[BEGIN Information supplied]
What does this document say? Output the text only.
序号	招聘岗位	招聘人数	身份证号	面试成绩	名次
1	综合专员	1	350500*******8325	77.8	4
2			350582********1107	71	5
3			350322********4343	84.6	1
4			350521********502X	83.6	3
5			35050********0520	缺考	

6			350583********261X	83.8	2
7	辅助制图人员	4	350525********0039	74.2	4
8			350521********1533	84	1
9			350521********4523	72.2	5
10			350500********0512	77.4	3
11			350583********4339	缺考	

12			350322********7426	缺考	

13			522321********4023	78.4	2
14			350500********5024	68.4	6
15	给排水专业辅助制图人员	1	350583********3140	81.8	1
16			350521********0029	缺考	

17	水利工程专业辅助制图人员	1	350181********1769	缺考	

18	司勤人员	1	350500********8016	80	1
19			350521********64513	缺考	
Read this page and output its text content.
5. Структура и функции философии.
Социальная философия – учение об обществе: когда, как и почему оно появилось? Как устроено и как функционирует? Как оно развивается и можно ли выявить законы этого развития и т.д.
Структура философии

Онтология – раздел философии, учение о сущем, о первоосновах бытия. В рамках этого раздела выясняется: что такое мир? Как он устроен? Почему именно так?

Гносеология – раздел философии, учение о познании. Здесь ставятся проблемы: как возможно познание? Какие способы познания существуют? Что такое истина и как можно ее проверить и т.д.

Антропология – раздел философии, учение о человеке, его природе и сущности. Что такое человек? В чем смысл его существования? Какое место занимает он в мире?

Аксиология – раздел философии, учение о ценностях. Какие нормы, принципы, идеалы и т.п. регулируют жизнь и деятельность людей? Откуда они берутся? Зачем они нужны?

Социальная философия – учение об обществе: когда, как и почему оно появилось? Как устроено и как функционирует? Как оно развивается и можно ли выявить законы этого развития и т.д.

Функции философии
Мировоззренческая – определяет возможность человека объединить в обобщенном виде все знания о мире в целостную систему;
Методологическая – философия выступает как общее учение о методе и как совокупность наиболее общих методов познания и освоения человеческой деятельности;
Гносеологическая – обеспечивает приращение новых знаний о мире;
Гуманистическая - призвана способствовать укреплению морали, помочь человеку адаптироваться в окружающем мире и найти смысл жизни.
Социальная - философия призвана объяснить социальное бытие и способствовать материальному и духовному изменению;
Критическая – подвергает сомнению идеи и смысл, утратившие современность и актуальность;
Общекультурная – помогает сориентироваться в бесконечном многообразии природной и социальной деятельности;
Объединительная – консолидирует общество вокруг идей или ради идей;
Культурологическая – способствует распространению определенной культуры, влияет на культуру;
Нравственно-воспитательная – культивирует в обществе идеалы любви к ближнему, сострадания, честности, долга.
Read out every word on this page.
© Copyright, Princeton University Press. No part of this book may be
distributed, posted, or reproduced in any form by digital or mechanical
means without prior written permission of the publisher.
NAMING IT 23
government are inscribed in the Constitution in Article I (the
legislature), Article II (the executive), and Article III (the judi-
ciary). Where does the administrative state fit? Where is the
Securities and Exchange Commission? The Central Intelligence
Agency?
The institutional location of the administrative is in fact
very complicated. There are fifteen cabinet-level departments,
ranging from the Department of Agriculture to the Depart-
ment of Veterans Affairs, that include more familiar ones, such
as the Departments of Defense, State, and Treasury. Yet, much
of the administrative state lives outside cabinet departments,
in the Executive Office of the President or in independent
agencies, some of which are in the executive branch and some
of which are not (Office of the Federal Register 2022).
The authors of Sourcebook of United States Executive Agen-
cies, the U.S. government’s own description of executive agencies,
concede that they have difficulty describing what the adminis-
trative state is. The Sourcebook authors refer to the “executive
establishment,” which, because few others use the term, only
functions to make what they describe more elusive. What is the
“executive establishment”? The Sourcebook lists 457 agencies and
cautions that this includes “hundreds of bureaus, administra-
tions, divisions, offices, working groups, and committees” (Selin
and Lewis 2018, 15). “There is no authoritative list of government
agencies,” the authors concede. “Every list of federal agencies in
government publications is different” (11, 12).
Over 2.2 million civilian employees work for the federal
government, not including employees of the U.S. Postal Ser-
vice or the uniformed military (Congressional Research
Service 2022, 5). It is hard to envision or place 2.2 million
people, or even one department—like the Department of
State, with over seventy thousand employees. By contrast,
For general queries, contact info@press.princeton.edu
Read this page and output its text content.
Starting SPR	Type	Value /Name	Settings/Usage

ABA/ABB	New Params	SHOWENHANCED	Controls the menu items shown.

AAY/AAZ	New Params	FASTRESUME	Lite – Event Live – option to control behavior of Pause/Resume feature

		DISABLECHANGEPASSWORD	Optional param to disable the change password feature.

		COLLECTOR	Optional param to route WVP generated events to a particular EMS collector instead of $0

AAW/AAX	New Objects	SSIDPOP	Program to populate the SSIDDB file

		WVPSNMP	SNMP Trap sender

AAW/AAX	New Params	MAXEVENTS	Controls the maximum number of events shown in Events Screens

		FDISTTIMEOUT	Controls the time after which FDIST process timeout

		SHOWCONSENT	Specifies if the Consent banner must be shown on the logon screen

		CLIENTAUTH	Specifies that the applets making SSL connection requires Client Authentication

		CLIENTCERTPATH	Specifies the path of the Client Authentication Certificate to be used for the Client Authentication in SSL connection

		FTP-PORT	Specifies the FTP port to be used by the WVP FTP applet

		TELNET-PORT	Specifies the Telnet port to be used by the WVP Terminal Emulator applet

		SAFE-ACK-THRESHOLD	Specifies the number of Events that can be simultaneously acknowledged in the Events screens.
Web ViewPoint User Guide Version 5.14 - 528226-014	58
[END Information supplied]
■ Instructions to follow
Recopy the entries above in their entirety, exactly.

■ The output
What does this document say? Output the text only.
序号	招聘岗位	招聘人数	身份证号	面试成绩	名次
1	综合专员	1	350500*******8325	77.8	4
2			350582********1107	71	5
3			350322********4343	84.6	1
4			350521********502X	83.6	3
5			35050********0520	缺考	

6			350583********261X	83.8	2
7	辅助制图人员	4	350525********0039	74.2	4
8			350521********1533	84	1
9			350521********4523	72.2	5
10			350500********0512	77.4	3
11			350583********4339	缺考	

12			350322********7426	缺考	

13			522321********4023	78.4	2
14			350500********5024	68.4	6
15	给排水专业辅助制图人员	1	350583********3140	81.8	1
16			350521********0029	缺考	

17	水利工程专业辅助制图人员	1	350181********1769	缺考	

18	司勤人员	1	350500********8016	80	1
19			350521********64513	缺考	
Read this page and output its text content.
5. Структура и функции философии.
Социальная философия – учение об обществе: когда, как и почему оно появилось? Как устроено и как функционирует? Как оно развивается и можно ли выявить законы этого развития и т.д.
Структура философии

Онтология – раздел философии, учение о сущем, о первоосновах бытия. В рамках этого раздела выясняется: что такое мир? Как он устроен? Почему именно так?

Гносеология – раздел философии, учение о познании. Здесь ставятся проблемы: как возможно познание? Какие способы познания существуют? Что такое истина и как можно ее проверить и т.д.

Антропология – раздел философии, учение о человеке, его природе и сущности. Что такое человек? В чем смысл его существования? Какое место занимает он в мире?

Аксиология – раздел философии, учение о ценностях. Какие нормы, принципы, идеалы и т.п. регулируют жизнь и деятельность людей? Откуда они берутся? Зачем они нужны?

Социальная философия – учение об обществе: когда, как и почему оно появилось? Как устроено и как функционирует? Как оно развивается и можно ли выявить законы этого развития и т.д.

Функции философии
Мировоззренческая – определяет возможность человека объединить в обобщенном виде все знания о мире в целостную систему;
Методологическая – философия выступает как общее учение о методе и как совокупность наиболее общих методов познания и освоения человеческой деятельности;
Гносеологическая – обеспечивает приращение новых знаний о мире;
Гуманистическая - призвана способствовать укреплению морали, помочь человеку адаптироваться в окружающем мире и найти смысл жизни.
Социальная - философия призвана объяснить социальное бытие и способствовать материальному и духовному изменению;
Критическая – подвергает сомнению идеи и смысл, утратившие современность и актуальность;
Общекультурная – помогает сориентироваться в бесконечном многообразии природной и социальной деятельности;
Объединительная – консолидирует общество вокруг идей или ради идей;
Культурологическая – способствует распространению определенной культуры, влияет на культуру;
Нравственно-воспитательная – культивирует в обществе идеалы любви к ближнему, сострадания, честности, долга.
Read out every word on this page.
© Copyright, Princeton University Press. No part of this book may be
distributed, posted, or reproduced in any form by digital or mechanical
means without prior written permission of the publisher.
NAMING IT 23
government are inscribed in the Constitution in Article I (the
legislature), Article II (the executive), and Article III (the judi-
ciary). Where does the administrative state fit? Where is the
Securities and Exchange Commission? The Central Intelligence
Agency?
The institutional location of the administrative is in fact
very complicated. There are fifteen cabinet-level departments,
ranging from the Department of Agriculture to the Depart-
ment of Veterans Affairs, that include more familiar ones, such
as the Departments of Defense, State, and Treasury. Yet, much
of the administrative state lives outside cabinet departments,
in the Executive Office of the President or in independent
agencies, some of which are in the executive branch and some
of which are not (Office of the Federal Register 2022).
The authors of Sourcebook of United States Executive Agen-
cies, the U.S. government’s own description of executive agencies,
concede that they have difficulty describing what the adminis-
trative state is. The Sourcebook authors refer to the “executive
establishment,” which, because few others use the term, only
functions to make what they describe more elusive. What is the
“executive establishment”? The Sourcebook lists 457 agencies and
cautions that this includes “hundreds of bureaus, administra-
tions, divisions, offices, working groups, and committees” (Selin
and Lewis 2018, 15). “There is no authoritative list of government
agencies,” the authors concede. “Every list of federal agencies in
government publications is different” (11, 12).
Over 2.2 million civilian employees work for the federal
government, not including employees of the U.S. Postal Ser-
vice or the uniformed military (Congressional Research
Service 2022, 5). It is hard to envision or place 2.2 million
people, or even one department—like the Department of
State, with over seventy thousand employees. By contrast,
For general queries, contact info@press.princeton.edu
Read this page and output its text content.
Starting SPR	Type	Value /Name	Settings/Usage

ABA/ABB	New Params	SHOWENHANCED	Controls the menu items shown.

AAY/AAZ	New Params	FASTRESUME	Lite – Event Live – option to control behavior of Pause/Resume feature

		DISABLECHANGEPASSWORD	Optional param to disable the change password feature.

		COLLECTOR	Optional param to route WVP generated events to a particular EMS collector instead of $0

AAW/AAX	New Objects	SSIDPOP	Program to populate the SSIDDB file

		WVPSNMP	SNMP Trap sender

AAW/AAX	New Params	MAXEVENTS	Controls the maximum number of events shown in Events Screens

		FDISTTIMEOUT	Controls the time after which FDIST process timeout

		SHOWCONSENT	Specifies if the Consent banner must be shown on the logon screen

		CLIENTAUTH	Specifies that the applets making SSL connection requires Client Authentication

		CLIENTCERTPATH	Specifies the path of the Client Authentication Certificate to be used for the Client Authentication in SSL connection

		FTP-PORT	Specifies the FTP port to be used by the WVP FTP applet

		TELNET-PORT	Specifies the Telnet port to be used by the WVP Terminal Emulator applet

		SAFE-ACK-THRESHOLD	Specifies the number of Events that can be simultaneously acknowledged in the Events screens.
Web ViewPoint User Guide Version 5.14 - 528226-014	58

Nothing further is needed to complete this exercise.